(Figure data in JSON)
═══

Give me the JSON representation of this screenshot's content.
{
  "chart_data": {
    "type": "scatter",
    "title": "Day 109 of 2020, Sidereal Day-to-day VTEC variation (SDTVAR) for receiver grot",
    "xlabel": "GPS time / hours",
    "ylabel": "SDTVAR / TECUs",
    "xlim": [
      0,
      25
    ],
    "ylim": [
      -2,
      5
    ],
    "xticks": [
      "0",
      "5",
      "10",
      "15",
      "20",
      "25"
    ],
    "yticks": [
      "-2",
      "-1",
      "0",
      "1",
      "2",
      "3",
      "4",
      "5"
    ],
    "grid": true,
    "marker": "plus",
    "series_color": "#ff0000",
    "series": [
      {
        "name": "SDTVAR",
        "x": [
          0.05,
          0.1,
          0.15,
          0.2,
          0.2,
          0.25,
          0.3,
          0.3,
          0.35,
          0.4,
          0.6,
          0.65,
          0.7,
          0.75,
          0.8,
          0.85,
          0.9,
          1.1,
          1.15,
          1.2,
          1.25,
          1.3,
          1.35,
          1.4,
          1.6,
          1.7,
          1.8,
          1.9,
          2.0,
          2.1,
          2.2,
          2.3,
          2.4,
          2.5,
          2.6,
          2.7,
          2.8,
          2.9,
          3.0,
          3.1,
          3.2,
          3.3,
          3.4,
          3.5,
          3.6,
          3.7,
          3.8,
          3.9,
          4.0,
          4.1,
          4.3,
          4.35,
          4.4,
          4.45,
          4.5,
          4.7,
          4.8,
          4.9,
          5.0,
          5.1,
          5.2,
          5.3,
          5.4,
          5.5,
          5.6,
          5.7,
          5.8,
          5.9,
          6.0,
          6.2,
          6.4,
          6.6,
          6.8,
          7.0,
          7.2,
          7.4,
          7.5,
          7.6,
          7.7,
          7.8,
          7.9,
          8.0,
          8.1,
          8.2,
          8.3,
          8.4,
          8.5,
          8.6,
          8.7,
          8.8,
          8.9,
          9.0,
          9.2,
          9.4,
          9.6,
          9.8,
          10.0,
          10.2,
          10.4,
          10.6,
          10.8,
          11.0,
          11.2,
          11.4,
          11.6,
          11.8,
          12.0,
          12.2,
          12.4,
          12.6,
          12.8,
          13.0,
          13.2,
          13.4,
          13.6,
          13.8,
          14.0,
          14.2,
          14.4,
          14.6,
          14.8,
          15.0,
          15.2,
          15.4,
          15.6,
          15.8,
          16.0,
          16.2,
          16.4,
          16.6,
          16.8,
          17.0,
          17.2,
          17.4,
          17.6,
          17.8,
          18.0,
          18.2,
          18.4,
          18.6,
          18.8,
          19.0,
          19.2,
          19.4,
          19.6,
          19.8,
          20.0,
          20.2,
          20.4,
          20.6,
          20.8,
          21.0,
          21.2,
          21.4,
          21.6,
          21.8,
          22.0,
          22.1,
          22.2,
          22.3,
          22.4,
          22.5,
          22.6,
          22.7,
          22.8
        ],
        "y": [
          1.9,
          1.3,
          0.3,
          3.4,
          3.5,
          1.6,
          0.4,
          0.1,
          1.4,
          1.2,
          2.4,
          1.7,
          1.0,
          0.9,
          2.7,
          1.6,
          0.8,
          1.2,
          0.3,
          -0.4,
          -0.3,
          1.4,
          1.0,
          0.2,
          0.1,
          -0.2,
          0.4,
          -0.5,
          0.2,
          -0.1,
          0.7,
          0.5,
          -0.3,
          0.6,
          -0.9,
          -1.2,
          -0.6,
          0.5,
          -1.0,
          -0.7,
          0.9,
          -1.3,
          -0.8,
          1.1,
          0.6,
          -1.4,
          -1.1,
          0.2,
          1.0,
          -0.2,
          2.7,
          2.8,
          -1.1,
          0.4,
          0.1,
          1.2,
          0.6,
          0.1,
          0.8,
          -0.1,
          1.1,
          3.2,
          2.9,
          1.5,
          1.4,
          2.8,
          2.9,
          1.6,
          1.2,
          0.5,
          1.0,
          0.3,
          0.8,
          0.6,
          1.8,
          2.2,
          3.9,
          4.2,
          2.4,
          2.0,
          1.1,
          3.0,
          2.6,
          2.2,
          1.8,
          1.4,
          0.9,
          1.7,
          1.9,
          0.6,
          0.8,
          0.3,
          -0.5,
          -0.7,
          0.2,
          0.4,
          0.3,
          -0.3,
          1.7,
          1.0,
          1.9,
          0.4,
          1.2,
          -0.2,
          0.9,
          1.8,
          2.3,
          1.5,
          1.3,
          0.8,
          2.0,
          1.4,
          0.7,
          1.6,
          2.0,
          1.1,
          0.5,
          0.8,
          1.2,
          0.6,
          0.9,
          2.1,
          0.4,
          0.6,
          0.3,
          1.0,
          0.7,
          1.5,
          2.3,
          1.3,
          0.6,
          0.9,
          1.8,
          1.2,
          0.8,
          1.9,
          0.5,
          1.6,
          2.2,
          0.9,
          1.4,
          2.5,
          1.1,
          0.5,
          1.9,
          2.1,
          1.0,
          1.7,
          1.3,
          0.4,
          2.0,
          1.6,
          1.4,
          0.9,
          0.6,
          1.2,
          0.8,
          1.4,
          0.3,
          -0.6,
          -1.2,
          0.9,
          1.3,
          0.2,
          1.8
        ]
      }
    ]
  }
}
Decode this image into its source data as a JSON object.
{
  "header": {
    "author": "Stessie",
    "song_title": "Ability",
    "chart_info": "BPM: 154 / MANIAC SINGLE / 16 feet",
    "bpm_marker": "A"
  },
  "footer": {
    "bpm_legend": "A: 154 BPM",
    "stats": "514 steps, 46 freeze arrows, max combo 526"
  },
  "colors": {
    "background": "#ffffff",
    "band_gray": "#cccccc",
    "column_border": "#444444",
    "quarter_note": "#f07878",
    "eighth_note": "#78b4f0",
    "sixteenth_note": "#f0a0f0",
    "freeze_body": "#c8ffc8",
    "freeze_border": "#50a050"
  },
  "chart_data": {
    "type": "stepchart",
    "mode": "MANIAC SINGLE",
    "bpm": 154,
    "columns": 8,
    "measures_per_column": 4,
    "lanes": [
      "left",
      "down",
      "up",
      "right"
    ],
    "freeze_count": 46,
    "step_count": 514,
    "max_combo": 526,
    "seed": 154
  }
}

═══

[WORK TO COMPLETE]:
Retype each record exactly, leaving nothing out.

[WRITTEN SOLUTION]:
Give me the JSON representation of this screenshot's content.
{
  "chart_data": {
    "type": "scatter",
    "title": "Day 109 of 2020, Sidereal Day-to-day VTEC variation (SDTVAR) for receiver grot",
    "xlabel": "GPS time / hours",
    "ylabel": "SDTVAR / TECUs",
    "xlim": [
      0,
      25
    ],
    "ylim": [
      -2,
      5
    ],
    "xticks": [
      "0",
      "5",
      "10",
      "15",
      "20",
      "25"
    ],
    "yticks": [
      "-2",
      "-1",
      "0",
      "1",
      "2",
      "3",
      "4",
      "5"
    ],
    "grid": true,
    "marker": "plus",
    "series_color": "#ff0000",
    "series": [
      {
        "name": "SDTVAR",
        "x": [
          0.05,
          0.1,
          0.15,
          0.2,
          0.2,
          0.25,
          0.3,
          0.3,
          0.35,
          0.4,
          0.6,
          0.65,
          0.7,
          0.75,
          0.8,
          0.85,
          0.9,
          1.1,
          1.15,
          1.2,
          1.25,
          1.3,
          1.35,
          1.4,
          1.6,
          1.7,
          1.8,
          1.9,
          2.0,
          2.1,
          2.2,
          2.3,
          2.4,
          2.5,
          2.6,
          2.7,
          2.8,
          2.9,
          3.0,
          3.1,
          3.2,
          3.3,
          3.4,
          3.5,
          3.6,
          3.7,
          3.8,
          3.9,
          4.0,
          4.1,
          4.3,
          4.35,
          4.4,
          4.45,
          4.5,
          4.7,
          4.8,
          4.9,
          5.0,
          5.1,
          5.2,
          5.3,
          5.4,
          5.5,
          5.6,
          5.7,
          5.8,
          5.9,
          6.0,
          6.2,
          6.4,
          6.6,
          6.8,
          7.0,
          7.2,
          7.4,
          7.5,
          7.6,
          7.7,
          7.8,
          7.9,
          8.0,
          8.1,
          8.2,
          8.3,
          8.4,
          8.5,
          8.6,
          8.7,
          8.8,
          8.9,
          9.0,
          9.2,
          9.4,
          9.6,
          9.8,
          10.0,
          10.2,
          10.4,
          10.6,
          10.8,
          11.0,
          11.2,
          11.4,
          11.6,
          11.8,
          12.0,
          12.2,
          12.4,
          12.6,
          12.8,
          13.0,
          13.2,
          13.4,
          13.6,
          13.8,
          14.0,
          14.2,
          14.4,
          14.6,
          14.8,
          15.0,
          15.2,
          15.4,
          15.6,
          15.8,
          16.0,
          16.2,
          16.4,
          16.6,
          16.8,
          17.0,
          17.2,
          17.4,
          17.6,
          17.8,
          18.0,
          18.2,
          18.4,
          18.6,
          18.8,
          19.0,
          19.2,
          19.4,
          19.6,
          19.8,
          20.0,
          20.2,
          20.4,
          20.6,
          20.8,
          21.0,
          21.2,
          21.4,
          21.6,
          21.8,
          22.0,
          22.1,
          22.2,
          22.3,
          22.4,
          22.5,
          22.6,
          22.7,
          22.8
        ],
        "y": [
          1.9,
          1.3,
          0.3,
          3.4,
          3.5,
          1.6,
          0.4,
          0.1,
          1.4,
          1.2,
          2.4,
          1.7,
          1.0,
          0.9,
          2.7,
          1.6,
          0.8,
          1.2,
          0.3,
          -0.4,
          -0.3,
          1.4,
          1.0,
          0.2,
          0.1,
          -0.2,
          0.4,
          -0.5,
          0.2,
          -0.1,
          0.7,
          0.5,
          -0.3,
          0.6,
          -0.9,
          -1.2,
          -0.6,
          0.5,
          -1.0,
          -0.7,
          0.9,
          -1.3,
          -0.8,
          1.1,
          0.6,
          -1.4,
          -1.1,
          0.2,
          1.0,
          -0.2,
          2.7,
          2.8,
          -1.1,
          0.4,
          0.1,
          1.2,
          0.6,
          0.1,
          0.8,
          -0.1,
          1.1,
          3.2,
          2.9,
          1.5,
          1.4,
          2.8,
          2.9,
          1.6,
          1.2,
          0.5,
          1.0,
          0.3,
          0.8,
          0.6,
          1.8,
          2.2,
          3.9,
          4.2,
          2.4,
          2.0,
          1.1,
          3.0,
          2.6,
          2.2,
          1.8,
          1.4,
          0.9,
          1.7,
          1.9,
          0.6,
          0.8,
          0.3,
          -0.5,
          -0.7,
          0.2,
          0.4,
          0.3,
          -0.3,
          1.7,
          1.0,
          1.9,
          0.4,
          1.2,
          -0.2,
          0.9,
          1.8,
          2.3,
          1.5,
          1.3,
          0.8,
          2.0,
          1.4,
          0.7,
          1.6,
          2.0,
          1.1,
          0.5,
          0.8,
          1.2,
          0.6,
          0.9,
          2.1,
          0.4,
          0.6,
          0.3,
          1.0,
          0.7,
          1.5,
          2.3,
          1.3,
          0.6,
          0.9,
          1.8,
          1.2,
          0.8,
          1.9,
          0.5,
          1.6,
          2.2,
          0.9,
          1.4,
          2.5,
          1.1,
          0.5,
          1.9,
          2.1,
          1.0,
          1.7,
          1.3,
          0.4,
          2.0,
          1.6,
          1.4,
          0.9,
          0.6,
          1.2,
          0.8,
          1.4,
          0.3,
          -0.6,
          -1.2,
          0.9,
          1.3,
          0.2,
          1.8
        ]
      }
    ]
  }
}
Decode this image into its source data as a JSON object.
{
  "header": {
    "author": "Stessie",
    "song_title": "Ability",
    "chart_info": "BPM: 154 / MANIAC SINGLE / 16 feet",
    "bpm_marker": "A"
  },
  "footer": {
    "bpm_legend": "A: 154 BPM",
    "stats": "514 steps, 46 freeze arrows, max combo 526"
  },
  "colors": {
    "background": "#ffffff",
    "band_gray": "#cccccc",
    "column_border": "#444444",
    "quarter_note": "#f07878",
    "eighth_note": "#78b4f0",
    "sixteenth_note": "#f0a0f0",
    "freeze_body": "#c8ffc8",
    "freeze_border": "#50a050"
  },
  "chart_data": {
    "type": "stepchart",
    "mode": "MANIAC SINGLE",
    "bpm": 154,
    "columns": 8,
    "measures_per_column": 4,
    "lanes": [
      "left",
      "down",
      "up",
      "right"
    ],
    "freeze_count": 46,
    "step_count": 514,
    "max_combo": 526,
    "seed": 154
  }
}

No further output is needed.